╔══

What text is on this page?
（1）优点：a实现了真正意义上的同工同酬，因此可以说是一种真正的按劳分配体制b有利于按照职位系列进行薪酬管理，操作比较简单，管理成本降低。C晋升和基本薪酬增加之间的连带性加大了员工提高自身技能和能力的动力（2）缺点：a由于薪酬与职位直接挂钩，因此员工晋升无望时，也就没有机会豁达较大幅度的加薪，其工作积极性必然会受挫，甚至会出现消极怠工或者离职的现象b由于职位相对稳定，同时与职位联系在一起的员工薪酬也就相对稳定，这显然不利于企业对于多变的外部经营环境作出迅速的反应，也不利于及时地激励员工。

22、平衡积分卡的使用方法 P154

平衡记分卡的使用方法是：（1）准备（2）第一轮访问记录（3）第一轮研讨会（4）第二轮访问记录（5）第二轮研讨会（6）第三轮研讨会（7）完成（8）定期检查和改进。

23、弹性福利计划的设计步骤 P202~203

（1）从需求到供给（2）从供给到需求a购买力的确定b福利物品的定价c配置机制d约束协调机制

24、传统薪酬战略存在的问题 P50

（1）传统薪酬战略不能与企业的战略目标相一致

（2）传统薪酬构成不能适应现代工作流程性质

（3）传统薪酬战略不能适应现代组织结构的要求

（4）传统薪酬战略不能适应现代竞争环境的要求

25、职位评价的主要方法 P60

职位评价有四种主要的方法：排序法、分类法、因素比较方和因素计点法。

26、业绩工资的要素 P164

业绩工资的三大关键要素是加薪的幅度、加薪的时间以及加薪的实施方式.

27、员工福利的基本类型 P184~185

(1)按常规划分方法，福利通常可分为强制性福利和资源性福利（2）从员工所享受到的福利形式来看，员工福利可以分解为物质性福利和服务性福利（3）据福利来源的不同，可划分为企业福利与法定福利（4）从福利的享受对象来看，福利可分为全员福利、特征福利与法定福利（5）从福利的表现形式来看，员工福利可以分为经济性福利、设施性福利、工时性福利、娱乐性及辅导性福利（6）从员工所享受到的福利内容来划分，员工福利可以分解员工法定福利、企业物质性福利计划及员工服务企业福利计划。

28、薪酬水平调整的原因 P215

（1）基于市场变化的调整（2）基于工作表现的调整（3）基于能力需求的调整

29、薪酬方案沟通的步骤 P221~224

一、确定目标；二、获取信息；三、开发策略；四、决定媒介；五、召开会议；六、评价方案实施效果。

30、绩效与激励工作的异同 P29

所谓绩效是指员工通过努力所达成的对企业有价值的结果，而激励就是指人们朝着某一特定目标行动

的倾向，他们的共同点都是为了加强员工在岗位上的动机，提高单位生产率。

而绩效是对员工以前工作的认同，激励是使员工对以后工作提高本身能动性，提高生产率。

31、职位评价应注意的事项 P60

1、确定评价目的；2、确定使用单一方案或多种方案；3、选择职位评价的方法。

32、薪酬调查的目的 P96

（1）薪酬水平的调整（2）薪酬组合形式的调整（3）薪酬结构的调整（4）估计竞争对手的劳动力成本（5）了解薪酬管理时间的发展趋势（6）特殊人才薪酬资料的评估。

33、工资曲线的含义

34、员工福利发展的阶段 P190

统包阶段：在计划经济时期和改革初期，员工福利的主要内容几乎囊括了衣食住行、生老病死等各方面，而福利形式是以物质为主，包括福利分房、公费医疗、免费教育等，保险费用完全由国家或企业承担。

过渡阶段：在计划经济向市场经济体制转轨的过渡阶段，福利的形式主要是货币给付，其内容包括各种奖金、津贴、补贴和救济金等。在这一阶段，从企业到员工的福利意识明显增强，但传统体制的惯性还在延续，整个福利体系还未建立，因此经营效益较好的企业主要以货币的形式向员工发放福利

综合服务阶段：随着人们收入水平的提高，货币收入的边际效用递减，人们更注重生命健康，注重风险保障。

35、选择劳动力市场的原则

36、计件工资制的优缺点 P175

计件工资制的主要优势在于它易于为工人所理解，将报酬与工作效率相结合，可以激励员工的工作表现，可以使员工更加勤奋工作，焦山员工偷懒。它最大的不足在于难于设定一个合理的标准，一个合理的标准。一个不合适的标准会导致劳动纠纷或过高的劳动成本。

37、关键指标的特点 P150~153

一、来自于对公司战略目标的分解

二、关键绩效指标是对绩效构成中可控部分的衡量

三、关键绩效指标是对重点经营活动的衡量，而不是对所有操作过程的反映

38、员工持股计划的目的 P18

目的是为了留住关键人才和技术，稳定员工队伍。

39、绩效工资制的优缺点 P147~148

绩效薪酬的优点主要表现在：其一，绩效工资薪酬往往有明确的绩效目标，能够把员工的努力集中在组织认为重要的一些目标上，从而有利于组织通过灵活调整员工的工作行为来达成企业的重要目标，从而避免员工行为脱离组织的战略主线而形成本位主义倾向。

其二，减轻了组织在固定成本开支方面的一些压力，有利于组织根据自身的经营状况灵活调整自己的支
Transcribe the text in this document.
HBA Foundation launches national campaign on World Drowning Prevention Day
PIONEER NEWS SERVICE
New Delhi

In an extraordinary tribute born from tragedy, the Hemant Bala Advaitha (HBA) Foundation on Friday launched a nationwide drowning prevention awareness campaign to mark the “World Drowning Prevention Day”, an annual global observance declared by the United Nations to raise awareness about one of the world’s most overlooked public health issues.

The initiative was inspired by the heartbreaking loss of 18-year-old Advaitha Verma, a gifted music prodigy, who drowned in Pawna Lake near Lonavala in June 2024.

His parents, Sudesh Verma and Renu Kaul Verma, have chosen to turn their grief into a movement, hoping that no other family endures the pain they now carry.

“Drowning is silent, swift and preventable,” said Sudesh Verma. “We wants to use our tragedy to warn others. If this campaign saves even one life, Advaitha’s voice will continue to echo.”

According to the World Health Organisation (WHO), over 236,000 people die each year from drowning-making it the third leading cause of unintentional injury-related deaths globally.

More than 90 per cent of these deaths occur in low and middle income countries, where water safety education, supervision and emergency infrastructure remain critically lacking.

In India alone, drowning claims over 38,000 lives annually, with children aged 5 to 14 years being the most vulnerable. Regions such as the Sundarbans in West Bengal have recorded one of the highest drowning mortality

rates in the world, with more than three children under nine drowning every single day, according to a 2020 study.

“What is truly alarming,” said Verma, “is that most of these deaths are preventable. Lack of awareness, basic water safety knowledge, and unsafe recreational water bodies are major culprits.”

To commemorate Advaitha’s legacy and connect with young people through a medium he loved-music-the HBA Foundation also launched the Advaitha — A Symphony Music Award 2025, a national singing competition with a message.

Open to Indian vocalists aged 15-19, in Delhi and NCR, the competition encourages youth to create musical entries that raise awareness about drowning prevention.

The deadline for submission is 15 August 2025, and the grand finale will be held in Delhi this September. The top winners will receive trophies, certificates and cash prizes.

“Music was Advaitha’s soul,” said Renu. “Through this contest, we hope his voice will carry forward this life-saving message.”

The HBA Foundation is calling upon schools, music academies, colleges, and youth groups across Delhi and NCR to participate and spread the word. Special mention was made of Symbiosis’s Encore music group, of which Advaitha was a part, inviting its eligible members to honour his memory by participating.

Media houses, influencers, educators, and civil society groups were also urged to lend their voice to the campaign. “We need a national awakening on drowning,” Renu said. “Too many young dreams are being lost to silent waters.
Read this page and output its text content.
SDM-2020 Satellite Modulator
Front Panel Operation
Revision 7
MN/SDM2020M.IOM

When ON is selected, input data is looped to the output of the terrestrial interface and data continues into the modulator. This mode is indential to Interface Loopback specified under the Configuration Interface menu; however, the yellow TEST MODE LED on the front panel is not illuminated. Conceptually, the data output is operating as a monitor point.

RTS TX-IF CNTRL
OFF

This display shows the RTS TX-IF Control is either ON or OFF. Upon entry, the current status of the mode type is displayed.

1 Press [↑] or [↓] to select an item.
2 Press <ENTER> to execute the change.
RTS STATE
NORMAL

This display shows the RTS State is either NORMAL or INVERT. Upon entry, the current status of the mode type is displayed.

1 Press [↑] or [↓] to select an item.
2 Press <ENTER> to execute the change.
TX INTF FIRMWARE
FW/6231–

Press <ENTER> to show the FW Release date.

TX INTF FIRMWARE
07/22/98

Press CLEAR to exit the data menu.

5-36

╚══

* [DIRECTIVE]: In the records above, locate each line with the word "life". Copy all such lines.

* [RESULT]:
“Drowning is silent, swift and preventable,” said Sudesh Verma. “We wants to use our tragedy to warn others. If this campaign saves even one life, Advaitha’s voice will continue to echo.”
“Music was Advaitha’s soul,” said Renu. “Through this contest, we hope his voice will carry forward this life-saving message.”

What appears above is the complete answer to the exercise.